/---
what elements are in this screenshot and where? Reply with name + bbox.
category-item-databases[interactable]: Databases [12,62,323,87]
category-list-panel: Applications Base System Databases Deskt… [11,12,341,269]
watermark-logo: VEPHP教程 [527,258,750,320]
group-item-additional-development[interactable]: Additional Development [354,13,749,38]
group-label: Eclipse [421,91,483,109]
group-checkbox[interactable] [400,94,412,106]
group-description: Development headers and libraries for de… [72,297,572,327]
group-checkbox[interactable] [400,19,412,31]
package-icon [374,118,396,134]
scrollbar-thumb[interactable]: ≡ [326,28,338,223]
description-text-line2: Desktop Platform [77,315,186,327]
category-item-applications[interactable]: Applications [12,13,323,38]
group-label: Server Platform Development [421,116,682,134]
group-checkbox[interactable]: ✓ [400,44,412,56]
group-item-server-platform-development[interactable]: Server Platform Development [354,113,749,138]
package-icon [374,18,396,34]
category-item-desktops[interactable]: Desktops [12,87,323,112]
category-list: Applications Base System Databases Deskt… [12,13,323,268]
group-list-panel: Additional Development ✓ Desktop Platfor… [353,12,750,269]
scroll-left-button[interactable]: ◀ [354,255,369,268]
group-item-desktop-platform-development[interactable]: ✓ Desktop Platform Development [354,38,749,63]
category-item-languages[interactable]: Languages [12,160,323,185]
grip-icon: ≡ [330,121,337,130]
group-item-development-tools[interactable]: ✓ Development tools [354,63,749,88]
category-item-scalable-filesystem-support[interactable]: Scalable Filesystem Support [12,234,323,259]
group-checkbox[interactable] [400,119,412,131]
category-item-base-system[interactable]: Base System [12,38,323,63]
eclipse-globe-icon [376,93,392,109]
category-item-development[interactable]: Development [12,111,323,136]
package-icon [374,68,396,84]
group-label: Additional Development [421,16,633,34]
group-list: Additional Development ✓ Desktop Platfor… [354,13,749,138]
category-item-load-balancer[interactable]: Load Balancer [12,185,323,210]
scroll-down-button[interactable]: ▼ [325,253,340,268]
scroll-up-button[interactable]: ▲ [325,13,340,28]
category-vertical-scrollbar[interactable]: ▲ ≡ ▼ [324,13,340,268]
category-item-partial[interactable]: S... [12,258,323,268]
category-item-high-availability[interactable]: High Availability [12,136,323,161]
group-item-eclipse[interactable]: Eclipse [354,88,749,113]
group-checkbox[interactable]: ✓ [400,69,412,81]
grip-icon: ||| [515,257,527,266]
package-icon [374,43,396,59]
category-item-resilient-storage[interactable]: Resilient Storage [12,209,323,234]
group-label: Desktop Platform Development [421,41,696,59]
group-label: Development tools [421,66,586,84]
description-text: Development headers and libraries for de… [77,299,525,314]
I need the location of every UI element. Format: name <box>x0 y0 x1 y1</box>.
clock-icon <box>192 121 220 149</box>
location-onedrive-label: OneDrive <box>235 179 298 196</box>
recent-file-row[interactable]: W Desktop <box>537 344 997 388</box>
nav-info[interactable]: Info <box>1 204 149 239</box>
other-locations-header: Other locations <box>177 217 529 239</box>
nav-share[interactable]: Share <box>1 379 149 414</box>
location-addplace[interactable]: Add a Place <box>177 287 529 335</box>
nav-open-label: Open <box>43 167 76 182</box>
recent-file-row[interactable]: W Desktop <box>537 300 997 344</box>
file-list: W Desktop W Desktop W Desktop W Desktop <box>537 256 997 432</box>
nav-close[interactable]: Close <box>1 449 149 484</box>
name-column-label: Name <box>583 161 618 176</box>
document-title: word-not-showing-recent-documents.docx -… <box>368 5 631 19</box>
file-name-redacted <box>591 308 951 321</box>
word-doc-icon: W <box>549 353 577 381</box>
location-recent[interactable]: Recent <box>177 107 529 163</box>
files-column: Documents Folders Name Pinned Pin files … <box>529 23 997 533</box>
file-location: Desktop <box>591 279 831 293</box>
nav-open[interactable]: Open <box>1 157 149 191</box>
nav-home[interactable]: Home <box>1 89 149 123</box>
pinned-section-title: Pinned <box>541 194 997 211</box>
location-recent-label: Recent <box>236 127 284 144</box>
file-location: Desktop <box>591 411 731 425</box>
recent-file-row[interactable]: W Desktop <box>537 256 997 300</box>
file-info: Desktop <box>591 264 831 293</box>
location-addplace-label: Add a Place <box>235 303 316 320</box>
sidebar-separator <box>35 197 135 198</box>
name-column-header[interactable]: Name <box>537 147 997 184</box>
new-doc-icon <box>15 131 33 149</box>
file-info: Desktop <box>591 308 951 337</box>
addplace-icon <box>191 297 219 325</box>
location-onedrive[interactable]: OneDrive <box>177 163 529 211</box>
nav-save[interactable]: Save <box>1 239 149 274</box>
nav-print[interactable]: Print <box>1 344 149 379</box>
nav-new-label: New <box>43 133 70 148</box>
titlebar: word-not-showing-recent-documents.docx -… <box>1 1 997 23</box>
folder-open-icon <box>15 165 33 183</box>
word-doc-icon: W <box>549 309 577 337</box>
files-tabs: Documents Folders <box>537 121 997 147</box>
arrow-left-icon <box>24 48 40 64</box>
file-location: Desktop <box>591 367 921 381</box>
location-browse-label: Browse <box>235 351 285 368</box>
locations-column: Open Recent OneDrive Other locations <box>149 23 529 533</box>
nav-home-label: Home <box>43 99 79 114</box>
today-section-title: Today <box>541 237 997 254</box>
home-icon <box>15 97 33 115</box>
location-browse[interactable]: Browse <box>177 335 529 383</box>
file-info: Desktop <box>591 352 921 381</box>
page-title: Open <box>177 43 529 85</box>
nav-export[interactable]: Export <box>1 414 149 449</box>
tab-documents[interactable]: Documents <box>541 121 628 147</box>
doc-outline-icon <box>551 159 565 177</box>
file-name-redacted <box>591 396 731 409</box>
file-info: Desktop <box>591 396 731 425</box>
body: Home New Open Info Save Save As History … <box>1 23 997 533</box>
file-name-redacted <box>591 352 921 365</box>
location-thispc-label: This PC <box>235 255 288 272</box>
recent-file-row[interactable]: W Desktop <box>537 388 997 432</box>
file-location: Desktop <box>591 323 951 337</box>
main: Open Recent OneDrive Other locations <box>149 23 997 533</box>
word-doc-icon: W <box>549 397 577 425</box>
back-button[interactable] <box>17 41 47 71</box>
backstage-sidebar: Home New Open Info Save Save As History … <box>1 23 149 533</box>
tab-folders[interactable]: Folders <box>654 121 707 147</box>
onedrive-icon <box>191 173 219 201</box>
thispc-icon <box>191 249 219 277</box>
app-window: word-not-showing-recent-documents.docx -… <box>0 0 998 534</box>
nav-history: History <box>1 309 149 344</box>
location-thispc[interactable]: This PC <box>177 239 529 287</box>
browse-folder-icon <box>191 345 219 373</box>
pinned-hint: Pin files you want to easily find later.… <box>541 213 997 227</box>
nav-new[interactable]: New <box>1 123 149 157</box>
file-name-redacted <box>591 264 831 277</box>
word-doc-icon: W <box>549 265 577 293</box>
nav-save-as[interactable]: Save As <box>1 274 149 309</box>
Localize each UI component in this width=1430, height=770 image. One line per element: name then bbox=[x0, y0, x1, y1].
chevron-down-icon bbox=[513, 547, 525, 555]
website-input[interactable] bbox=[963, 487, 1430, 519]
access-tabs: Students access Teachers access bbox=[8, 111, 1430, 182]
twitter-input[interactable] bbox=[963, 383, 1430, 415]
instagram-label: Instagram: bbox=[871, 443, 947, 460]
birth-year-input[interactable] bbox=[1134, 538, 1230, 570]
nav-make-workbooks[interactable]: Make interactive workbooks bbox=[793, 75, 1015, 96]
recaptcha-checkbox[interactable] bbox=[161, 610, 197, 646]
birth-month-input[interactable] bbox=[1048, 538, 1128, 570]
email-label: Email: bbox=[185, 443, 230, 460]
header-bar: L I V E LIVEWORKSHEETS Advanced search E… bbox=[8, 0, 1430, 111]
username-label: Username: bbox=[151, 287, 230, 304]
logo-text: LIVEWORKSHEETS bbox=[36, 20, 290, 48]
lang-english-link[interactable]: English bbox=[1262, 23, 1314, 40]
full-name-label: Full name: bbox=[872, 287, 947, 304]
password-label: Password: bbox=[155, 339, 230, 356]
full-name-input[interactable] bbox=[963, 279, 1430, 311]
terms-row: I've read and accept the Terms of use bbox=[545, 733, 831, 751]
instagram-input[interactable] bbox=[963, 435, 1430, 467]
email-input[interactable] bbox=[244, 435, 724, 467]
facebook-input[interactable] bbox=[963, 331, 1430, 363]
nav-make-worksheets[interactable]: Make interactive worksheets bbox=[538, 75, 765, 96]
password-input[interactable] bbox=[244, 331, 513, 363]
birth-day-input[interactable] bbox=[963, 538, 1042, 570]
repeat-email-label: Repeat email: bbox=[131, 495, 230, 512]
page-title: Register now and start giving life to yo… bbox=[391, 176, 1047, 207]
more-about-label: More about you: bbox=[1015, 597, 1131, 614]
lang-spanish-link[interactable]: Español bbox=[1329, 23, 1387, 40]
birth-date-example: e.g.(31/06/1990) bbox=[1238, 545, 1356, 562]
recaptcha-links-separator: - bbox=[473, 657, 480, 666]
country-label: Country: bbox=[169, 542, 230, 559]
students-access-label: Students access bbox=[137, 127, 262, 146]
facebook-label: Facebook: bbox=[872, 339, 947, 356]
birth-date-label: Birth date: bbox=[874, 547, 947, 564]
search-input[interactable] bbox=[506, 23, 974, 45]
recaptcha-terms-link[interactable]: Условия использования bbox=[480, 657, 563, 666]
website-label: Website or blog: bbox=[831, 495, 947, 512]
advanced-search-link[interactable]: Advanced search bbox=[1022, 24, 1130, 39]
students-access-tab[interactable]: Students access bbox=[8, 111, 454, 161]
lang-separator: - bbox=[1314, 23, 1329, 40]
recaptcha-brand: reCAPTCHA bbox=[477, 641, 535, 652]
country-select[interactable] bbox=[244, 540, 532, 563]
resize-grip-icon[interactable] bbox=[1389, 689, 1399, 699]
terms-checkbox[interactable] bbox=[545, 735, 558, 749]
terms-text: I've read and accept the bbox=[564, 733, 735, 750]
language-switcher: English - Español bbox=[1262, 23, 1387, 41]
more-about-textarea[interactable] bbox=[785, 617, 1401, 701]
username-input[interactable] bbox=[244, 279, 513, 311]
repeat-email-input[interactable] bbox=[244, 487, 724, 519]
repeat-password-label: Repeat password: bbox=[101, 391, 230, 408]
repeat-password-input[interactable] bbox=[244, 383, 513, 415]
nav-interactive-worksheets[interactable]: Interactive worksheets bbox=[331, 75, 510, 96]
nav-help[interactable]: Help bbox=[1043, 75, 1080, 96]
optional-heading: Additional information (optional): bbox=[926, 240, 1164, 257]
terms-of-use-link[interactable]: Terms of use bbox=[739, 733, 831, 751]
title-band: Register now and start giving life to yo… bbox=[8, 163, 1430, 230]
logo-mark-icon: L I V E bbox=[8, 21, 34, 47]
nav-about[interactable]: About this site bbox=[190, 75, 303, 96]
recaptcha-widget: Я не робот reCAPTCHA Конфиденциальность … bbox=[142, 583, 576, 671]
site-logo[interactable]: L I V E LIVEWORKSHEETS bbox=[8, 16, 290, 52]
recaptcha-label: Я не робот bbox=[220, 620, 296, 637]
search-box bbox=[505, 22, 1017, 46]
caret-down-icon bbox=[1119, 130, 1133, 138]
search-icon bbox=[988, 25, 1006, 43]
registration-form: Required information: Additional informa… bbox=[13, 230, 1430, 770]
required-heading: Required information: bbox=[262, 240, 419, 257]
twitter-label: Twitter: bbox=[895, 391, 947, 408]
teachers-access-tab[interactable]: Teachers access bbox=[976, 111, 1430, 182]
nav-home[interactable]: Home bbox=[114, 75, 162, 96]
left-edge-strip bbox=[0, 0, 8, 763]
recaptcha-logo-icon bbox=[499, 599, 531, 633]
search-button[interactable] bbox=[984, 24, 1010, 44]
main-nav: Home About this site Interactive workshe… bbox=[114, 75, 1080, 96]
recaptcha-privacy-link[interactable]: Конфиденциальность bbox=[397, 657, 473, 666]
\---
* [WRITTEN INSTRUCTION]:
Write out the lines of the records as a numbered list, from the first line through the line containing "group-label: Eclipse [421,91,483,109]", both included, with blank lines skipped.

* [RESULT]:
1. what elements are in this screenshot and where? Reply with name + bbox.
2. category-item-databases[interactable]: Databases [12,62,323,87]
3. category-list-panel: Applications Base System Databases Deskt… [11,12,341,269]
4. watermark-logo: VEPHP教程 [527,258,750,320]
5. group-item-additional-development[interactable]: Additional Development [354,13,749,38]
6. group-label: Eclipse [421,91,483,109]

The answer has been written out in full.